§ Set task
Find the string "Iris" and gather every line that holds it.

* Begin Dataset excerpts *

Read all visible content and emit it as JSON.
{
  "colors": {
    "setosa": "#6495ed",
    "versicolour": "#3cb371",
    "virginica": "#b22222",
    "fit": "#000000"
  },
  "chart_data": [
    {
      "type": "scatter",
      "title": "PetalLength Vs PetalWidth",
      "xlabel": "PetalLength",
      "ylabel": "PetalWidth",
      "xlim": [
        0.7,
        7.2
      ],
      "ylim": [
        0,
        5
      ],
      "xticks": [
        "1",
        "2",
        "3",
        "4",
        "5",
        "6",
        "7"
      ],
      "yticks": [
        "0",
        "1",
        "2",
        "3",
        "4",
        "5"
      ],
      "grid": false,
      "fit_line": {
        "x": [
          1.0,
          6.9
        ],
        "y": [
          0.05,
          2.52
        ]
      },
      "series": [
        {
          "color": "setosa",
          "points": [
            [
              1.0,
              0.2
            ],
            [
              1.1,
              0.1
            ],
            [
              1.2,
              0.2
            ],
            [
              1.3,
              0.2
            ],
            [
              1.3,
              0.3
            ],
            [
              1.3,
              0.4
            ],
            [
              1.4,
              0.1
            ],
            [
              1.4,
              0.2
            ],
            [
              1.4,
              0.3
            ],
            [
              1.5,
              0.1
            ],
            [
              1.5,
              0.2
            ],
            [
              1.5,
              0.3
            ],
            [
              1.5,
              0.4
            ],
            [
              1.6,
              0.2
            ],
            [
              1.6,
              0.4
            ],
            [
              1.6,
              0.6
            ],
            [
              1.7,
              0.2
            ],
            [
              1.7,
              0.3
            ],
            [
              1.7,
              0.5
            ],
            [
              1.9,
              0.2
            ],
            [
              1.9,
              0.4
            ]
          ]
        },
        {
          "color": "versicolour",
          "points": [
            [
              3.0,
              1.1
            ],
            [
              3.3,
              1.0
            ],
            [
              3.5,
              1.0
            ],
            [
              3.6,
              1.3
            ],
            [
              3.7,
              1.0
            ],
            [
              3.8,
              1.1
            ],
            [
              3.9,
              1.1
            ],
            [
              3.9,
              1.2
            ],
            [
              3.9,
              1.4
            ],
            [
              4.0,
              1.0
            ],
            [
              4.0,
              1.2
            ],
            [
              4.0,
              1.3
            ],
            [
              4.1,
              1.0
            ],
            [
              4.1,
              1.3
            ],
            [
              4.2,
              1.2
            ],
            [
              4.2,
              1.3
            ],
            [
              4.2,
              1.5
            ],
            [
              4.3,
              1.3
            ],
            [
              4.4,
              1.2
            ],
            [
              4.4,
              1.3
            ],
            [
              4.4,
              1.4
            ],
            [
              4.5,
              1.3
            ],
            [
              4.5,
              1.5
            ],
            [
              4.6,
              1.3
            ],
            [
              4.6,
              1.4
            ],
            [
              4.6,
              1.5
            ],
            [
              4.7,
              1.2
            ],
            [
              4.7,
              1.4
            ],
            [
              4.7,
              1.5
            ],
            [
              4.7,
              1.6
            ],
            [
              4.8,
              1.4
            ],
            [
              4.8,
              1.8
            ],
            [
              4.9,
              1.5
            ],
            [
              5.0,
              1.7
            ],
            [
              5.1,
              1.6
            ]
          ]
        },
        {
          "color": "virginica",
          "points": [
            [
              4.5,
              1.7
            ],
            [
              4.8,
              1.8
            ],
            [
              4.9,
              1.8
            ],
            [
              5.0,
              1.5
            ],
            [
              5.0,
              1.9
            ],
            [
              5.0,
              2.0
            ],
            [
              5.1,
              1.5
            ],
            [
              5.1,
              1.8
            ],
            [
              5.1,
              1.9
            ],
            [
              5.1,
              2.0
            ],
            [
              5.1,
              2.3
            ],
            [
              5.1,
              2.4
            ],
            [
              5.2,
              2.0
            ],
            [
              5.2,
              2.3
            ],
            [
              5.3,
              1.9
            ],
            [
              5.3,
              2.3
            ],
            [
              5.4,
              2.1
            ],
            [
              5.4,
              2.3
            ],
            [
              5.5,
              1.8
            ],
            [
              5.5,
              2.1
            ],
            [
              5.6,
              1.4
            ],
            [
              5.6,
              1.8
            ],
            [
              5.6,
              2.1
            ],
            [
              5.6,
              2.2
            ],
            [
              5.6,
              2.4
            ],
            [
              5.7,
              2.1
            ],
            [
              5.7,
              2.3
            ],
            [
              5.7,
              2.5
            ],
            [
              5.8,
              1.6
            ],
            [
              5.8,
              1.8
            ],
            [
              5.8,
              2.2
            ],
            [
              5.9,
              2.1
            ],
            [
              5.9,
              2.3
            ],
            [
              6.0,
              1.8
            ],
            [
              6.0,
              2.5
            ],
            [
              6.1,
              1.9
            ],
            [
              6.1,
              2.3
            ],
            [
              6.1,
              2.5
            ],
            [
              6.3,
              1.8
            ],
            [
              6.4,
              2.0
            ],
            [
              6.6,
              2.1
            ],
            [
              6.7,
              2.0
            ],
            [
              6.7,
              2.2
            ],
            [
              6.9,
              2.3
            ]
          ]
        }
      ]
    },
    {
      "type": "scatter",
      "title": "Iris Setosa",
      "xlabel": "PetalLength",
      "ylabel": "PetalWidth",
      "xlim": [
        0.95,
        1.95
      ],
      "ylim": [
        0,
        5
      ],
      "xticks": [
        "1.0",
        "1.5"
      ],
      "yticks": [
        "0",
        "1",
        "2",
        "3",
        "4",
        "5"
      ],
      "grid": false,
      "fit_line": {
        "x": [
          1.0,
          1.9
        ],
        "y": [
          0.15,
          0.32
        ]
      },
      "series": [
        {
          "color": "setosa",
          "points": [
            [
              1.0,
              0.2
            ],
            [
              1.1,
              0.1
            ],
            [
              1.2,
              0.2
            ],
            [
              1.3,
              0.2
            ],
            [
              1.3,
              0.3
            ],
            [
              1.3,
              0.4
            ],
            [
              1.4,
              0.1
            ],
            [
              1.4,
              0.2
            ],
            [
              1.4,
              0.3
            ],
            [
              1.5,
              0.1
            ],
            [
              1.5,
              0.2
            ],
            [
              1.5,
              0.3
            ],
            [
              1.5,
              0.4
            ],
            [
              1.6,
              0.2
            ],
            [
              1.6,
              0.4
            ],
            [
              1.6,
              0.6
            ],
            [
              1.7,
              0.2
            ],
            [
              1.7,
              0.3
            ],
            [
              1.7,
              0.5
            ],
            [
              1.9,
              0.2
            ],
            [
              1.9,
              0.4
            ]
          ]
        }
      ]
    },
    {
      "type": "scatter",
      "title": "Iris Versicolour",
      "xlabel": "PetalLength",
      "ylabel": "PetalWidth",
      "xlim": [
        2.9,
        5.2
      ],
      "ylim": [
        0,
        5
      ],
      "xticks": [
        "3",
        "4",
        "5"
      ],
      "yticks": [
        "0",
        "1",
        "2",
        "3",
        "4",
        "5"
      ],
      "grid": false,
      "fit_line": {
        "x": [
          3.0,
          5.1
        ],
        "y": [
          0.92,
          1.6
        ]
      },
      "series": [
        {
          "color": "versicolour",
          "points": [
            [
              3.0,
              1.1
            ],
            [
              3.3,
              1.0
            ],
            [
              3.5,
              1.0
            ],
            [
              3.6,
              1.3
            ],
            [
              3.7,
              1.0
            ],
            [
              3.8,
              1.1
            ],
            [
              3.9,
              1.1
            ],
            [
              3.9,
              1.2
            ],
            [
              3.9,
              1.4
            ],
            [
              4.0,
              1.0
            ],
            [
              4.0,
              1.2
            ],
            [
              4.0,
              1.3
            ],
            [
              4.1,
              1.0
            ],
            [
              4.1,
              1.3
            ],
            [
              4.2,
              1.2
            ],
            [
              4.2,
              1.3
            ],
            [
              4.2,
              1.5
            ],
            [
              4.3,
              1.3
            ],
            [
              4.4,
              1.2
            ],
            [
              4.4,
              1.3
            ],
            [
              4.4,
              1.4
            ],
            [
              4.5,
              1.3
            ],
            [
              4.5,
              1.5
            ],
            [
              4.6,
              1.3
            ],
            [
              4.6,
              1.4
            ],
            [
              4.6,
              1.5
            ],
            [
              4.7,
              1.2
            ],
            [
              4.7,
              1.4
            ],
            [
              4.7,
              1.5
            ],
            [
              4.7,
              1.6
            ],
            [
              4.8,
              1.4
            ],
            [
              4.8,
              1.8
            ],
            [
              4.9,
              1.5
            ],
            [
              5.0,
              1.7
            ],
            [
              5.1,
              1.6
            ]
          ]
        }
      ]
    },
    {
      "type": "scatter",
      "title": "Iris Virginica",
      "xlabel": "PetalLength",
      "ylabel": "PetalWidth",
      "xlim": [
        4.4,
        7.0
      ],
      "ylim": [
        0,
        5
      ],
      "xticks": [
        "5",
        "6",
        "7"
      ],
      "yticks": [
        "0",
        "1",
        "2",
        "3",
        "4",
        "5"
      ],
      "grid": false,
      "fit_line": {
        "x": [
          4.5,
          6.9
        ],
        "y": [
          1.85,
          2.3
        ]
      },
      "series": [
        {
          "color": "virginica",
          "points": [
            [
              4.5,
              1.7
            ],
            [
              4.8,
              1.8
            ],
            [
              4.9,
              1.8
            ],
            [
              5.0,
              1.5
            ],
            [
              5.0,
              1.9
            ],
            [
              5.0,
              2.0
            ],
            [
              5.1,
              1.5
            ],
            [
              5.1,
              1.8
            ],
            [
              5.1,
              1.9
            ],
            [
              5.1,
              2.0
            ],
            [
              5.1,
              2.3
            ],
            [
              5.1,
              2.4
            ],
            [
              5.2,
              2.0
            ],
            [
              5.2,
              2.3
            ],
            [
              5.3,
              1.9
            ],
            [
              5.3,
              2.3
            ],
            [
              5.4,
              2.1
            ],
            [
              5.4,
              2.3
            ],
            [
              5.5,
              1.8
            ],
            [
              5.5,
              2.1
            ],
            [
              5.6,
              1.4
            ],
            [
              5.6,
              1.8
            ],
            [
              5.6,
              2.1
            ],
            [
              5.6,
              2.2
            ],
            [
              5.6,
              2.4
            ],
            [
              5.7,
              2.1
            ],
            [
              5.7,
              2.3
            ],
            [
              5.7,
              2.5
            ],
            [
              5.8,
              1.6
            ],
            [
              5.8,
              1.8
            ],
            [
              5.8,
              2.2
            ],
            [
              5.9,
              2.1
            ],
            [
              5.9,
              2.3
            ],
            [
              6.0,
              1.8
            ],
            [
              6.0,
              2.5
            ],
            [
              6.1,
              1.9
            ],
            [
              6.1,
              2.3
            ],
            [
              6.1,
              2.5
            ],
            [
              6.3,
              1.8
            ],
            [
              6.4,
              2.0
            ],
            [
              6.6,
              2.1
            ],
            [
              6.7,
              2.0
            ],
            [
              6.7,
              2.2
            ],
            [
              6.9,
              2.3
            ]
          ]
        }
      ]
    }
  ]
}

* End Dataset excerpts *

§ Completed exercise
      "title": "Iris Setosa",
      "title": "Iris Versicolour",
      "title": "Iris Virginica",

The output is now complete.